▸ GIVEN TASK: Return all lines where the word "Expected" can be found.

▸ EXERCISE INPUT:

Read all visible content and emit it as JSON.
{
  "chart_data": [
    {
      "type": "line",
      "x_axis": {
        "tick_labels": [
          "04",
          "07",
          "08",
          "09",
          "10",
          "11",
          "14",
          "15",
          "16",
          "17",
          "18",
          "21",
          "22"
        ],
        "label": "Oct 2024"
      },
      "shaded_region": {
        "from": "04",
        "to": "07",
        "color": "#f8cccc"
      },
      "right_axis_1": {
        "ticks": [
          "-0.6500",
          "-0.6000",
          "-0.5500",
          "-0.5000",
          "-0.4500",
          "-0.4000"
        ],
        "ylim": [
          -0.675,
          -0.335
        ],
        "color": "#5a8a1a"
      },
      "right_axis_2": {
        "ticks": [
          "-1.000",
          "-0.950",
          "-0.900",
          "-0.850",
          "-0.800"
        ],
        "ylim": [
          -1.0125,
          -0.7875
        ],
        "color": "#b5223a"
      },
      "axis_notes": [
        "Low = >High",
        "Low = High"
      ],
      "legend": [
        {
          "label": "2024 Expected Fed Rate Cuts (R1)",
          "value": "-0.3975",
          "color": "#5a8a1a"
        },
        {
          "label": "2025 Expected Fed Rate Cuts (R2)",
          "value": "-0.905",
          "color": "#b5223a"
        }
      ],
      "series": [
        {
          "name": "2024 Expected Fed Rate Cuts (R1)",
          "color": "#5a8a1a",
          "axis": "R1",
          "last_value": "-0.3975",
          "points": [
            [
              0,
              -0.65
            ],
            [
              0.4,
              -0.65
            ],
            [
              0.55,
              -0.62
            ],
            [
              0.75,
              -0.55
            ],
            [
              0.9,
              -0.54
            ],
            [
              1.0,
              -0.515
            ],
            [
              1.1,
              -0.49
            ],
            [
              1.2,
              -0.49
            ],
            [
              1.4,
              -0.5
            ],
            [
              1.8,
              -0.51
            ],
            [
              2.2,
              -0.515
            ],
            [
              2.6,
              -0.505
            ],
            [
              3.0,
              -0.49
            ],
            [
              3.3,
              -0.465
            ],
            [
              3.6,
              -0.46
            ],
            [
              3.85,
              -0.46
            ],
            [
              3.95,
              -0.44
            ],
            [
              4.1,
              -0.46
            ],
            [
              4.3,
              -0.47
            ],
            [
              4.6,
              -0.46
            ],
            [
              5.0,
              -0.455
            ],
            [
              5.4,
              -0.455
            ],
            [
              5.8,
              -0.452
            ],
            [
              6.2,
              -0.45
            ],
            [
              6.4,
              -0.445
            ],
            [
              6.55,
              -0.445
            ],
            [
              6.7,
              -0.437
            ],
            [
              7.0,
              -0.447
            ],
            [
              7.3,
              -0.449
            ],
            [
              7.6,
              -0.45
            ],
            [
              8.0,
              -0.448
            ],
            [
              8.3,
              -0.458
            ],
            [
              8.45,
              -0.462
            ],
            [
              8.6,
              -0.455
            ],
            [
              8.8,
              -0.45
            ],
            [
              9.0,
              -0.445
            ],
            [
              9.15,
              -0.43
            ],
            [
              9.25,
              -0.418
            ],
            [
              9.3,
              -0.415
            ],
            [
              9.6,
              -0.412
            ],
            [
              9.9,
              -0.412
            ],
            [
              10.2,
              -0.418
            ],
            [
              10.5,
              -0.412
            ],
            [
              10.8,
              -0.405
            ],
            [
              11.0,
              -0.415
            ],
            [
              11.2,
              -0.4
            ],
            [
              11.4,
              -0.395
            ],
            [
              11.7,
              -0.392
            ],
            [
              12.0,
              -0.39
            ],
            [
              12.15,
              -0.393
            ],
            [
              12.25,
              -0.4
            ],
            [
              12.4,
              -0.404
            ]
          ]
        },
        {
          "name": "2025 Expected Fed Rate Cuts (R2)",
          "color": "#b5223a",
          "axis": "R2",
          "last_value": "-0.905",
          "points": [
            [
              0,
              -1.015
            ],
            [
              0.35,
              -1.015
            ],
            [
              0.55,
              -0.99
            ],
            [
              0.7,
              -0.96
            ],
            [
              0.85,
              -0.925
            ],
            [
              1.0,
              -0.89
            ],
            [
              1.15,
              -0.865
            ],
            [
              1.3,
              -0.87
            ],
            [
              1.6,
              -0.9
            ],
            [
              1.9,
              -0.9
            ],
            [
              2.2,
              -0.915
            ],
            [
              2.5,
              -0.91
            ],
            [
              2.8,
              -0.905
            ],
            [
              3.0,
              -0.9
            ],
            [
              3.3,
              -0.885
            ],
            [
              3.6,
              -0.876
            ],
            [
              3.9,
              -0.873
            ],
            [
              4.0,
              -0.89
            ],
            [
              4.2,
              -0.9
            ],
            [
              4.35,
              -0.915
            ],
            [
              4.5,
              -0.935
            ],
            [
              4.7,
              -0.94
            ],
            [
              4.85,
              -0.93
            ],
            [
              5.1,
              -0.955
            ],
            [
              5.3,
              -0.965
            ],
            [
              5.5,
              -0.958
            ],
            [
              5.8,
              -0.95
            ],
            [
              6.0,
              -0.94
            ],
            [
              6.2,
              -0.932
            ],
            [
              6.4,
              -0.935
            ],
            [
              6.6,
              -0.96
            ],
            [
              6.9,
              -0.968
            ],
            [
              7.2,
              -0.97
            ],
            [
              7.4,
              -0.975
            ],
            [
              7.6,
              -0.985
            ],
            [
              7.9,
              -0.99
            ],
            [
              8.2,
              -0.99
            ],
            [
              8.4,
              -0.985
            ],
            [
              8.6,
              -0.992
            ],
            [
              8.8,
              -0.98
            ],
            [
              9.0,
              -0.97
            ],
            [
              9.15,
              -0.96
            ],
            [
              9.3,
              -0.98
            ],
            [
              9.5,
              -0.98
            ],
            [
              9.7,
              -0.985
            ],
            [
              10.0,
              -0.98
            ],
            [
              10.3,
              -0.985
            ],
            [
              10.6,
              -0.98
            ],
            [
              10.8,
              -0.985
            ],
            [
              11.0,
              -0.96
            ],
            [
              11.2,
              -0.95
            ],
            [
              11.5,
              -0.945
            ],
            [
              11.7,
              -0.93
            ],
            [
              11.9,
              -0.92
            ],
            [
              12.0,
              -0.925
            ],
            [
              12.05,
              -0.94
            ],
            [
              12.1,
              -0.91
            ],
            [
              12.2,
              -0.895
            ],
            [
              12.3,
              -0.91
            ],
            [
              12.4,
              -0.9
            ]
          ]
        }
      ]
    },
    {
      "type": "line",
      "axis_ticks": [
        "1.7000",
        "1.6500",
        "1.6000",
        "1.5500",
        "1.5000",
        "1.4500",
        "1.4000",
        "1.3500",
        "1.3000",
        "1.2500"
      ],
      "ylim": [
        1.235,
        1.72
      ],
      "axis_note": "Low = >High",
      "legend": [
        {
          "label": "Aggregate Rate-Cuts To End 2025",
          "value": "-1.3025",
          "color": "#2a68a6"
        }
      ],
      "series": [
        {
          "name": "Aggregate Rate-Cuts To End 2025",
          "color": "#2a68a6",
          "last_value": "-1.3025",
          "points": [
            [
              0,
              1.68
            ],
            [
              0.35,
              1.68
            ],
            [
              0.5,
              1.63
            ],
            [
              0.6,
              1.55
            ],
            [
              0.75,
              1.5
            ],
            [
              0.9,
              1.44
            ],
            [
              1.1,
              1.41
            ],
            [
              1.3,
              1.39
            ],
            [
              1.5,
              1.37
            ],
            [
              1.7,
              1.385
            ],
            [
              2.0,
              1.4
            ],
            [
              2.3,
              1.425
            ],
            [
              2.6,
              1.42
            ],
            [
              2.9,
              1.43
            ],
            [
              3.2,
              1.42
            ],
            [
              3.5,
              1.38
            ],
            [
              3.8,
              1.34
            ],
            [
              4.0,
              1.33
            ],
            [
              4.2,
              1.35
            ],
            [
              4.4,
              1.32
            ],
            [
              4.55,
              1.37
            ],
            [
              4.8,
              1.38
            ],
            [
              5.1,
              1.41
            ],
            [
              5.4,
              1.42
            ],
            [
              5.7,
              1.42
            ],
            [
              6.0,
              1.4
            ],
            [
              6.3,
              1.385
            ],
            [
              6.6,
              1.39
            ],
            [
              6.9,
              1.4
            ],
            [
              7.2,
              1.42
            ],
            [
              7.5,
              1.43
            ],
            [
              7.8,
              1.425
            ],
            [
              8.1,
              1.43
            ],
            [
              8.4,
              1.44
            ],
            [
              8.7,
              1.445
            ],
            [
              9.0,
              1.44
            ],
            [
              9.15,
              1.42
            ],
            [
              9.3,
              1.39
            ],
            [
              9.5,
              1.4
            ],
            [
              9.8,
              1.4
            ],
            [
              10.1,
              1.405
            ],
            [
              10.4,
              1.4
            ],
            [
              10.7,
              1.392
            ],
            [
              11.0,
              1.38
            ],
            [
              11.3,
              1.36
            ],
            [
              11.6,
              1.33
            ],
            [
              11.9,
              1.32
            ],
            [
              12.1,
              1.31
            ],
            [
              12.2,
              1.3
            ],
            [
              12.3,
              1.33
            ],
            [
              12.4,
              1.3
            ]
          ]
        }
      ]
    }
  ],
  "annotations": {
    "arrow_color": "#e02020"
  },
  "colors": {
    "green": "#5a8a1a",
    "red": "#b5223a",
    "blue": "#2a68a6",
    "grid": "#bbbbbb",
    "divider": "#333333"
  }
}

▸ RESULT OF THE TASK:
          "label": "2024 Expected Fed Rate Cuts (R1)",
          "label": "2025 Expected Fed Rate Cuts (R2)",
          "name": "2024 Expected Fed Rate Cuts (R1)",
          "name": "2025 Expected Fed Rate Cuts (R2)",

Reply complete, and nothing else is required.